EXCERPTED DATA →
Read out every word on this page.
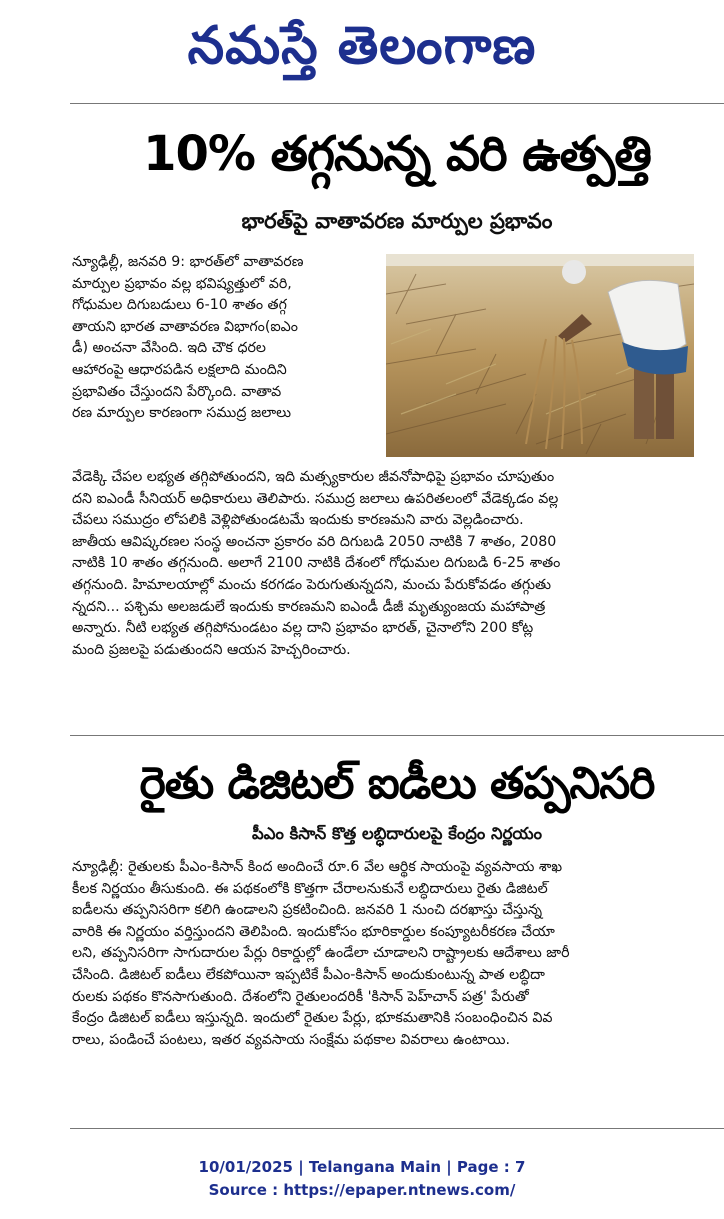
నమస్తే తెలంగాణ
10% తగ్గనున్న వరి ఉత్పత్తి
భారత్‌పై వాతావరణ మార్పుల ప్రభావం
న్యూఢిల్లీ, జనవరి 9: భారత్‌లో వాతావరణ
మార్పుల ప్రభావం వల్ల భవిష్యత్తులో వరి,
గోధుమల దిగుబడులు 6-10 శాతం తగ్గ
తాయని భారత వాతావరణ విభాగం(ఐఎం
డీ) అంచనా వేసింది. ఇది చౌక ధరల
ఆహారంపై ఆధారపడిన లక్షలాది మందిని
ప్రభావితం చేస్తుందని పేర్కొంది. వాతావ
రణ మార్పుల కారణంగా సముద్ర జలాలు
వేడెక్కి చేపల లభ్యత తగ్గిపోతుందని, ఇది మత్స్యకారుల జీవనోపాధిపై ప్రభావం చూపుతుం
దని ఐఎండీ సీనియర్ అధికారులు తెలిపారు. సముద్ర జలాలు ఉపరితలంలో వేడెక్కడం వల్ల
చేపలు సముద్రం లోపలికి వెళ్లిపోతుండటమే ఇందుకు కారణమని వారు వెల్లడించారు.
జాతీయ ఆవిష్కరణల సంస్థ అంచనా ప్రకారం వరి దిగుబడి 2050 నాటికి 7 శాతం, 2080
నాటికి 10 శాతం తగ్గనుంది. అలాగే 2100 నాటికి దేశంలో గోధుమల దిగుబడి 6-25 శాతం
తగ్గనుంది. హిమాలయాల్లో మంచు కరగడం పెరుగుతున్నదని, మంచు పేరుకోవడం తగ్గుతు
న్నదని... పశ్చిమ అలజడులే ఇందుకు కారణమని ఐఎండీ డీజీ మృత్యుంజయ మహాపాత్ర
అన్నారు. నీటి లభ్యత తగ్గిపోనుండటం వల్ల దాని ప్రభావం భారత్, చైనాలోని 200 కోట్ల
మంది ప్రజలపై పడుతుందని ఆయన హెచ్చరించారు.
రైతు డిజిటల్ ఐడీలు తప్పనిసరి
పీఎం కిసాన్ కొత్త లబ్ధిదారులపై కేంద్రం నిర్ణయం
న్యూఢిల్లీ: రైతులకు పీఎం-కిసాన్ కింద అందించే రూ.6 వేల ఆర్థిక సాయంపై వ్యవసాయ శాఖ
కీలక నిర్ణయం తీసుకుంది. ఈ పథకంలోకి కొత్తగా చేరాలనుకునే లబ్ధిదారులు రైతు డిజిటల్
ఐడీలను తప్పనిసరిగా కలిగి ఉండాలని ప్రకటించింది. జనవరి 1 నుంచి దరఖాస్తు చేస్తున్న
వారికి ఈ నిర్ణయం వర్తిస్తుందని తెలిపింది. ఇందుకోసం భూరికార్డుల కంప్యూటరీకరణ చేయా
లని, తప్పనిసరిగా సాగుదారుల పేర్లు రికార్డుల్లో ఉండేలా చూడాలని రాష్ట్రాలకు ఆదేశాలు జారీ
చేసింది. డిజిటల్ ఐడీలు లేకపోయినా ఇప్పటికే పీఎం-కిసాన్ అందుకుంటున్న పాత లబ్ధిదా
రులకు పథకం కొనసాగుతుంది. దేశంలోని రైతులందరికీ 'కిసాన్ పెహ్‌చాన్ పత్ర' పేరుతో
కేంద్రం డిజిటల్ ఐడీలు ఇస్తున్నది. ఇందులో రైతుల పేర్లు, భూకమతానికి సంబంధించిన వివ
రాలు, పండించే పంటలు, ఇతర వ్యవసాయ సంక్షేమ పథకాల వివరాలు ఉంటాయి.
10/01/2025 | Telangana Main | Page : 7
Source : https://epaper.ntnews.com/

TASK REQUIREMENTS → Collect every line from the records above that contains the word "జనవర".

RESPONSE BELOW →
న్యూఢిల్లీ, జనవరి 9: భారత్‌లో వాతావరణ
ఐడీలను తప్పనిసరిగా కలిగి ఉండాలని ప్రకటించింది. జనవరి 1 నుంచి దరఖాస్తు చేస్తున్న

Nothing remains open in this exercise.